= Prompt =
Can you rewrite the material from its start through the line containing "- heatmap-cell: [718, 429, 729, 441]", changing "colorbar-band" to "colorbar-segment" and leaving everything else as is?
####################
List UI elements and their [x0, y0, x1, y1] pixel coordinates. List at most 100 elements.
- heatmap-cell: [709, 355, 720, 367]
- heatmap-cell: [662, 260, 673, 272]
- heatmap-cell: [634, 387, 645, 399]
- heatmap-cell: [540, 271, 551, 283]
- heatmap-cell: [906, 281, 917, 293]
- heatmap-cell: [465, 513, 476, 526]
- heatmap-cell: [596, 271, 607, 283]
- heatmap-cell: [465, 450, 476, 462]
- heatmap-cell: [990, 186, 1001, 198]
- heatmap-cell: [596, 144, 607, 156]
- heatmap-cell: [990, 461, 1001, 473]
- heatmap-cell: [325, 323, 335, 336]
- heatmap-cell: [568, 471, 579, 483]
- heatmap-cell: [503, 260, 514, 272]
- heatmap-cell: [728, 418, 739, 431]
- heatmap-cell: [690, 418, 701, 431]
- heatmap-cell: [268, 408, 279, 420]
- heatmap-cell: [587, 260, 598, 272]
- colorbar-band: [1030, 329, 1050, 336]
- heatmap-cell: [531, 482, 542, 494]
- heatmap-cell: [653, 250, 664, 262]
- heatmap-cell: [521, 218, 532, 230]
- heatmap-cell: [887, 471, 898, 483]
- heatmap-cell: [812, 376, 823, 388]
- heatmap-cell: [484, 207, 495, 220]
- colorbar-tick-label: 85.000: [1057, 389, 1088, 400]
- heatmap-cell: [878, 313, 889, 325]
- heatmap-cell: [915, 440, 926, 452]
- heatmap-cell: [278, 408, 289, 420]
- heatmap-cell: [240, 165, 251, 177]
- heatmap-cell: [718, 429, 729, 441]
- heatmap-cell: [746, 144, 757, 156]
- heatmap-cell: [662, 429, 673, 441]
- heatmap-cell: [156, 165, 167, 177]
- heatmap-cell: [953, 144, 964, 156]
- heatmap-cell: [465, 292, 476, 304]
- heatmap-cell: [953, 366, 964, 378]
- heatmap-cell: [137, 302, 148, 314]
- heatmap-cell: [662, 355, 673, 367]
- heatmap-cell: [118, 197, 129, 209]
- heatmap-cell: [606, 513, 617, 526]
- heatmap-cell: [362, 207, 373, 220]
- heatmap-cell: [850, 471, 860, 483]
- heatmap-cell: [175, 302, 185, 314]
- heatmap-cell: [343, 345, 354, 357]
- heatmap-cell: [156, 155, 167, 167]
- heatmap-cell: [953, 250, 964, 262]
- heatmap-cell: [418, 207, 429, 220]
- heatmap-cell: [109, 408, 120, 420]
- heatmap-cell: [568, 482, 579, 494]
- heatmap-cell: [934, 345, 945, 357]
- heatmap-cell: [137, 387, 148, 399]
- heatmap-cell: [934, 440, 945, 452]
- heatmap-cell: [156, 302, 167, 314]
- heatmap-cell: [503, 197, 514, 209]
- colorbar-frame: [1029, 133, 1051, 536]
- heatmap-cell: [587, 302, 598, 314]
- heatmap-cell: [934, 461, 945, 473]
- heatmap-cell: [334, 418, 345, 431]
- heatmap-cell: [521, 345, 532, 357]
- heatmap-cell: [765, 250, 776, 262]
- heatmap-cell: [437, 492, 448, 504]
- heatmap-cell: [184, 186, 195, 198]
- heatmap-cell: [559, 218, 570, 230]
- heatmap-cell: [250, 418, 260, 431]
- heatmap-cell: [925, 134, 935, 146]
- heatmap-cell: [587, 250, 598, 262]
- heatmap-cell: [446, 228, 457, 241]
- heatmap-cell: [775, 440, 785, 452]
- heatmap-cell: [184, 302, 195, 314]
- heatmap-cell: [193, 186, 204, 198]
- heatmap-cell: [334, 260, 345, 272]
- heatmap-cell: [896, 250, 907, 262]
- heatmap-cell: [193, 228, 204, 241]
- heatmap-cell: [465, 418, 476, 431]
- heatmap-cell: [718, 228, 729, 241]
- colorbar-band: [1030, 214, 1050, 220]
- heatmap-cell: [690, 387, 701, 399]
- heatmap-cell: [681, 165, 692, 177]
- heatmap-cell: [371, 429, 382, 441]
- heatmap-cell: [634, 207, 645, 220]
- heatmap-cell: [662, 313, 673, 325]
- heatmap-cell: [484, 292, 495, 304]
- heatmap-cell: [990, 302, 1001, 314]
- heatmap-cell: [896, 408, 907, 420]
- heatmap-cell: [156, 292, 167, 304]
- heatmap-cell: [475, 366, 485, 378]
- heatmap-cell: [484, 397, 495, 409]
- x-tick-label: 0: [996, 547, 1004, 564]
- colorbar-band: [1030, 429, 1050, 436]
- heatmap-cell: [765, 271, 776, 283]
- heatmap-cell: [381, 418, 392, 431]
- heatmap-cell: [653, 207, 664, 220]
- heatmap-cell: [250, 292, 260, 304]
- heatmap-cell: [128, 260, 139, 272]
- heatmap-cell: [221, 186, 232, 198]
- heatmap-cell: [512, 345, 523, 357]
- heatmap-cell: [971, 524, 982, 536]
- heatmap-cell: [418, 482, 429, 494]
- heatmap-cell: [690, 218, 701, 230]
####################
= Exercise response =
List UI elements and their [x0, y0, x1, y1] pixel coordinates. List at most 100 elements.
- heatmap-cell: [709, 355, 720, 367]
- heatmap-cell: [662, 260, 673, 272]
- heatmap-cell: [634, 387, 645, 399]
- heatmap-cell: [540, 271, 551, 283]
- heatmap-cell: [906, 281, 917, 293]
- heatmap-cell: [465, 513, 476, 526]
- heatmap-cell: [596, 271, 607, 283]
- heatmap-cell: [465, 450, 476, 462]
- heatmap-cell: [990, 186, 1001, 198]
- heatmap-cell: [596, 144, 607, 156]
- heatmap-cell: [990, 461, 1001, 473]
- heatmap-cell: [325, 323, 335, 336]
- heatmap-cell: [568, 471, 579, 483]
- heatmap-cell: [503, 260, 514, 272]
- heatmap-cell: [728, 418, 739, 431]
- heatmap-cell: [690, 418, 701, 431]
- heatmap-cell: [268, 408, 279, 420]
- heatmap-cell: [587, 260, 598, 272]
- colorbar-segment: [1030, 329, 1050, 336]
- heatmap-cell: [531, 482, 542, 494]
- heatmap-cell: [653, 250, 664, 262]
- heatmap-cell: [521, 218, 532, 230]
- heatmap-cell: [887, 471, 898, 483]
- heatmap-cell: [812, 376, 823, 388]
- heatmap-cell: [484, 207, 495, 220]
- colorbar-tick-label: 85.000: [1057, 389, 1088, 400]
- heatmap-cell: [878, 313, 889, 325]
- heatmap-cell: [915, 440, 926, 452]
- heatmap-cell: [278, 408, 289, 420]
- heatmap-cell: [240, 165, 251, 177]
- heatmap-cell: [718, 429, 729, 441]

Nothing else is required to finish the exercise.